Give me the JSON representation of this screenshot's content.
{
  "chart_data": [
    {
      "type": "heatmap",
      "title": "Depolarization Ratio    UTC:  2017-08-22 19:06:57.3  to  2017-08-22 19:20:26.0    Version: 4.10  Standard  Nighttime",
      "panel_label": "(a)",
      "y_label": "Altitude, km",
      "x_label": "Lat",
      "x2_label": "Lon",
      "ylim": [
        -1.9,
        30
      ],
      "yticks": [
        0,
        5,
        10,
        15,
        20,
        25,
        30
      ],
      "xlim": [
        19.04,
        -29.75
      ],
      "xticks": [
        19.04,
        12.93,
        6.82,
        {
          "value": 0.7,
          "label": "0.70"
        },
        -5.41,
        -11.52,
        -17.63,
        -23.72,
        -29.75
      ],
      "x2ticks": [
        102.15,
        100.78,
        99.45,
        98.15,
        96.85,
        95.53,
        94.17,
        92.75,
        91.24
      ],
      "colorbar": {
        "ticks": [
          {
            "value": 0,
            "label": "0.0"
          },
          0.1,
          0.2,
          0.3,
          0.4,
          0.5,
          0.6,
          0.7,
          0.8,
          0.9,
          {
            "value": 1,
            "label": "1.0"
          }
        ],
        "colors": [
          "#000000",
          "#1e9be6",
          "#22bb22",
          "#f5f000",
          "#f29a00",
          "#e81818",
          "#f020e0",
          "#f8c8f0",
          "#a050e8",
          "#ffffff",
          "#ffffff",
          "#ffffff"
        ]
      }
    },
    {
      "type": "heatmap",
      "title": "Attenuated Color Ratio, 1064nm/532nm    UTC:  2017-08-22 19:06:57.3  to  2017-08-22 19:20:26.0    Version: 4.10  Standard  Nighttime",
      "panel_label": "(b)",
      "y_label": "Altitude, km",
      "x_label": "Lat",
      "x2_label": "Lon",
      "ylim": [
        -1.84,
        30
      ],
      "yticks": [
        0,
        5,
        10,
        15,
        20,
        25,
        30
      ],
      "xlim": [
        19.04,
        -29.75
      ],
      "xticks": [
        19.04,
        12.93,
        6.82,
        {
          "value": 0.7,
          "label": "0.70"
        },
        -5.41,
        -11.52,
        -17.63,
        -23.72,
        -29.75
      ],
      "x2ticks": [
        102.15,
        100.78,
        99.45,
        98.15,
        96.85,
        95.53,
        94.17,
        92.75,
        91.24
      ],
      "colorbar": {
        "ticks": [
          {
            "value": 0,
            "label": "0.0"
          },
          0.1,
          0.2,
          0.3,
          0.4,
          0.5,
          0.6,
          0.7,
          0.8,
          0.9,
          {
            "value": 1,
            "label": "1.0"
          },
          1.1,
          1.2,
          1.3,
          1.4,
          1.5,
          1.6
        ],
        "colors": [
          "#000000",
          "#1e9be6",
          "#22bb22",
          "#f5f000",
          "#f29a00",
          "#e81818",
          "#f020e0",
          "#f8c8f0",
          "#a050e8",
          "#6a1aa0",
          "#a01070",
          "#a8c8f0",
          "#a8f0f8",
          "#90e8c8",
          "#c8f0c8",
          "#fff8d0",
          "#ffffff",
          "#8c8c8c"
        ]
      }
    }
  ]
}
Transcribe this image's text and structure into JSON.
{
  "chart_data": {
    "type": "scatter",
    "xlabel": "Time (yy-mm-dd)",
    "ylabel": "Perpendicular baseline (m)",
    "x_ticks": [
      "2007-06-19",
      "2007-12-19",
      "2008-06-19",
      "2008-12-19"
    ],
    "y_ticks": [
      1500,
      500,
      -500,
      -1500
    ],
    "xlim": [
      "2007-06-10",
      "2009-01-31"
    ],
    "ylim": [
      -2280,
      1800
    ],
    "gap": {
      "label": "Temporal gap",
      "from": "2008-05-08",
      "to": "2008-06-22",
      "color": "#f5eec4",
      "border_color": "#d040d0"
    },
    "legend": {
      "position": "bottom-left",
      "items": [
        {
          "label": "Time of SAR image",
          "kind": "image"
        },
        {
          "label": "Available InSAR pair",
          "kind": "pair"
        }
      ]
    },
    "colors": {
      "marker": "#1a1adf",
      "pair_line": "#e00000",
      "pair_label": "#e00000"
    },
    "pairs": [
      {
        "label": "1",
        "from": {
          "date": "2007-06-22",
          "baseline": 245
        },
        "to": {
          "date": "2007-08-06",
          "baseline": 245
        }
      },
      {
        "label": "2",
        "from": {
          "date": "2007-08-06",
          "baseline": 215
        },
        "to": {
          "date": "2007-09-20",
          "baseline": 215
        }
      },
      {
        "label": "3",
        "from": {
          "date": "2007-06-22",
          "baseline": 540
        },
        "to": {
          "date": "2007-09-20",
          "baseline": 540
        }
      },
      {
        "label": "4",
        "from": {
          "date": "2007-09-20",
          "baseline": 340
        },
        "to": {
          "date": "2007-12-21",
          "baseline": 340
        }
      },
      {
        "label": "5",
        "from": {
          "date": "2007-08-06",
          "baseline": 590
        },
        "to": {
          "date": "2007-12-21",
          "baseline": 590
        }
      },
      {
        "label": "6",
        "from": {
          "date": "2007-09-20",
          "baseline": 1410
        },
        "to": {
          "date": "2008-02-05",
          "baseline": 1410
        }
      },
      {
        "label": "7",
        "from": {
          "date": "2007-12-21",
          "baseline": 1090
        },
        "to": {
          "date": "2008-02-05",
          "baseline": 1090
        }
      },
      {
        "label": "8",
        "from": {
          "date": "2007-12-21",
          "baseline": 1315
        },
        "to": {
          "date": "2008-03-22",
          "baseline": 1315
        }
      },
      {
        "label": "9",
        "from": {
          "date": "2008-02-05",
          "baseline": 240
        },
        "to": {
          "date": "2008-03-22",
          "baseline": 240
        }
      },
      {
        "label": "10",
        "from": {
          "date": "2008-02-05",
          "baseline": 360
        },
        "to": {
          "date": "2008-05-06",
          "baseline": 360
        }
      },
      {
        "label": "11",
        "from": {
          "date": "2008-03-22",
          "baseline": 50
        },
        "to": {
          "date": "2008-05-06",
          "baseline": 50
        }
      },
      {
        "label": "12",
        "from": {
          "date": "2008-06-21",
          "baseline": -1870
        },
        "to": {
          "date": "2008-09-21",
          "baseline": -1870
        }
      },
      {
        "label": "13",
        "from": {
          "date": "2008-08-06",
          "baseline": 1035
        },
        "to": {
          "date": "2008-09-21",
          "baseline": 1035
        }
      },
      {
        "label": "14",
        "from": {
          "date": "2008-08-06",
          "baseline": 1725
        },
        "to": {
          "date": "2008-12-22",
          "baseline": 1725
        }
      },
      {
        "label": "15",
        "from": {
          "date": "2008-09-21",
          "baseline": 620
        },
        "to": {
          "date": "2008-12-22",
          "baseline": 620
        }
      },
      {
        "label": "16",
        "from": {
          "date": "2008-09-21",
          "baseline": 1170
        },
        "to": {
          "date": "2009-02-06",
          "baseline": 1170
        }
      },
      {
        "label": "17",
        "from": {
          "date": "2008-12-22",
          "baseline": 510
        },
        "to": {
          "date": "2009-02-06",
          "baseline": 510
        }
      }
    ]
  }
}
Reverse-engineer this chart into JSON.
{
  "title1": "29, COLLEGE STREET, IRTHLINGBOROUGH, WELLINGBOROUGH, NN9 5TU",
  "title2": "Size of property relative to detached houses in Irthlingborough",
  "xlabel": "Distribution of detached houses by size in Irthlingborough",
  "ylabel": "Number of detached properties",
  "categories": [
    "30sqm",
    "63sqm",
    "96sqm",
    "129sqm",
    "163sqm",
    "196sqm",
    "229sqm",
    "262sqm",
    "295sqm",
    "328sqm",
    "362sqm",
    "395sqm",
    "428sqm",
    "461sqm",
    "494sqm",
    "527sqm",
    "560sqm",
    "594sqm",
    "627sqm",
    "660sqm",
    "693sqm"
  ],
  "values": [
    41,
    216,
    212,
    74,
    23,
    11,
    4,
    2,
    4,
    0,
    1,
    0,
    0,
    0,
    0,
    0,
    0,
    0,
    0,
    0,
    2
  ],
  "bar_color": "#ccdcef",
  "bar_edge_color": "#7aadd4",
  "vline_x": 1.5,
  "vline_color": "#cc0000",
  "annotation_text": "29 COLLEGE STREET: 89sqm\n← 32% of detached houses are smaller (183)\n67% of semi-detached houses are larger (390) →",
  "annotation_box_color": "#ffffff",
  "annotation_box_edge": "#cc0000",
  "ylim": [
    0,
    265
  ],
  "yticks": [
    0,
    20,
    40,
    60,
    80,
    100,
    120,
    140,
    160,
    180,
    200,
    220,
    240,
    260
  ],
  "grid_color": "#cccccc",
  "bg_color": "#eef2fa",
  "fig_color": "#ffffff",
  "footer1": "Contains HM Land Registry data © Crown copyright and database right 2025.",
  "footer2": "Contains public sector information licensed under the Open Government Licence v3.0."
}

------------

## Required work
Send back exactly the lines from the line with "Reverse-engineer this chart into JSON." through the end of the records.

## Solution
Reverse-engineer this chart into JSON.
{
  "title1": "29, COLLEGE STREET, IRTHLINGBOROUGH, WELLINGBOROUGH, NN9 5TU",
  "title2": "Size of property relative to detached houses in Irthlingborough",
  "xlabel": "Distribution of detached houses by size in Irthlingborough",
  "ylabel": "Number of detached properties",
  "categories": [
    "30sqm",
    "63sqm",
    "96sqm",
    "129sqm",
    "163sqm",
    "196sqm",
    "229sqm",
    "262sqm",
    "295sqm",
    "328sqm",
    "362sqm",
    "395sqm",
    "428sqm",
    "461sqm",
    "494sqm",
    "527sqm",
    "560sqm",
    "594sqm",
    "627sqm",
    "660sqm",
    "693sqm"
  ],
  "values": [
    41,
    216,
    212,
    74,
    23,
    11,
    4,
    2,
    4,
    0,
    1,
    0,
    0,
    0,
    0,
    0,
    0,
    0,
    0,
    0,
    2
  ],
  "bar_color": "#ccdcef",
  "bar_edge_color": "#7aadd4",
  "vline_x": 1.5,
  "vline_color": "#cc0000",
  "annotation_text": "29 COLLEGE STREET: 89sqm\n← 32% of detached houses are smaller (183)\n67% of semi-detached houses are larger (390) →",
  "annotation_box_color": "#ffffff",
  "annotation_box_edge": "#cc0000",
  "ylim": [
    0,
    265
  ],
  "yticks": [
    0,
    20,
    40,
    60,
    80,
    100,
    120,
    140,
    160,
    180,
    200,
    220,
    240,
    260
  ],
  "grid_color": "#cccccc",
  "bg_color": "#eef2fa",
  "fig_color": "#ffffff",
  "footer1": "Contains HM Land Registry data © Crown copyright and database right 2025.",
  "footer2": "Contains public sector information licensed under the Open Government Licence v3.0."
}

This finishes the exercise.